* _Saved entries_:
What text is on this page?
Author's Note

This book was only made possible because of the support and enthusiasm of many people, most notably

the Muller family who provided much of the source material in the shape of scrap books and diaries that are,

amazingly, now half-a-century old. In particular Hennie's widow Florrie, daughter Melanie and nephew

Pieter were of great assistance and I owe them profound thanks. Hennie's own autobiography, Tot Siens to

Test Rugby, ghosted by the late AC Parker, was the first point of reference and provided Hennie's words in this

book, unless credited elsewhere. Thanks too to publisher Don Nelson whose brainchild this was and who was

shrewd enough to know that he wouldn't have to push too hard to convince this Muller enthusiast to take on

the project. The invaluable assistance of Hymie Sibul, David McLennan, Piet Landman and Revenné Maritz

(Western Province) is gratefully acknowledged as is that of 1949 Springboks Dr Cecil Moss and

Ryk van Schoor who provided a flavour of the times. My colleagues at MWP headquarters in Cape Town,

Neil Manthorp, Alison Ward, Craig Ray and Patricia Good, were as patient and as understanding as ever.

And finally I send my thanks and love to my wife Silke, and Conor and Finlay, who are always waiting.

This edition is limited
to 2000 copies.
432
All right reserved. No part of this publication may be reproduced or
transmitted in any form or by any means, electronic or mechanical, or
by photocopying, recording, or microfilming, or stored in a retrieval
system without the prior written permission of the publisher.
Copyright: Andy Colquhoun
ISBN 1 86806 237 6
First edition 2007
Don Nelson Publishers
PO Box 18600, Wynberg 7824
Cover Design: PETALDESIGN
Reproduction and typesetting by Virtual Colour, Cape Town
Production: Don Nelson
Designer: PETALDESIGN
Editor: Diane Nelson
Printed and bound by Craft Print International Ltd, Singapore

* _OBJECTIVE_: Restate the whole of the material exactly.

* _SOLUTION BELOW_:
What text is on this page?
Author's Note

This book was only made possible because of the support and enthusiasm of many people, most notably

the Muller family who provided much of the source material in the shape of scrap books and diaries that are,

amazingly, now half-a-century old. In particular Hennie's widow Florrie, daughter Melanie and nephew

Pieter were of great assistance and I owe them profound thanks. Hennie's own autobiography, Tot Siens to

Test Rugby, ghosted by the late AC Parker, was the first point of reference and provided Hennie's words in this

book, unless credited elsewhere. Thanks too to publisher Don Nelson whose brainchild this was and who was

shrewd enough to know that he wouldn't have to push too hard to convince this Muller enthusiast to take on

the project. The invaluable assistance of Hymie Sibul, David McLennan, Piet Landman and Revenné Maritz

(Western Province) is gratefully acknowledged as is that of 1949 Springboks Dr Cecil Moss and

Ryk van Schoor who provided a flavour of the times. My colleagues at MWP headquarters in Cape Town,

Neil Manthorp, Alison Ward, Craig Ray and Patricia Good, were as patient and as understanding as ever.

And finally I send my thanks and love to my wife Silke, and Conor and Finlay, who are always waiting.

This edition is limited
to 2000 copies.
432
All right reserved. No part of this publication may be reproduced or
transmitted in any form or by any means, electronic or mechanical, or
by photocopying, recording, or microfilming, or stored in a retrieval
system without the prior written permission of the publisher.
Copyright: Andy Colquhoun
ISBN 1 86806 237 6
First edition 2007
Don Nelson Publishers
PO Box 18600, Wynberg 7824
Cover Design: PETALDESIGN
Reproduction and typesetting by Virtual Colour, Cape Town
Production: Don Nelson
Designer: PETALDESIGN
Editor: Diane Nelson
Printed and bound by Craft Print International Ltd, Singapore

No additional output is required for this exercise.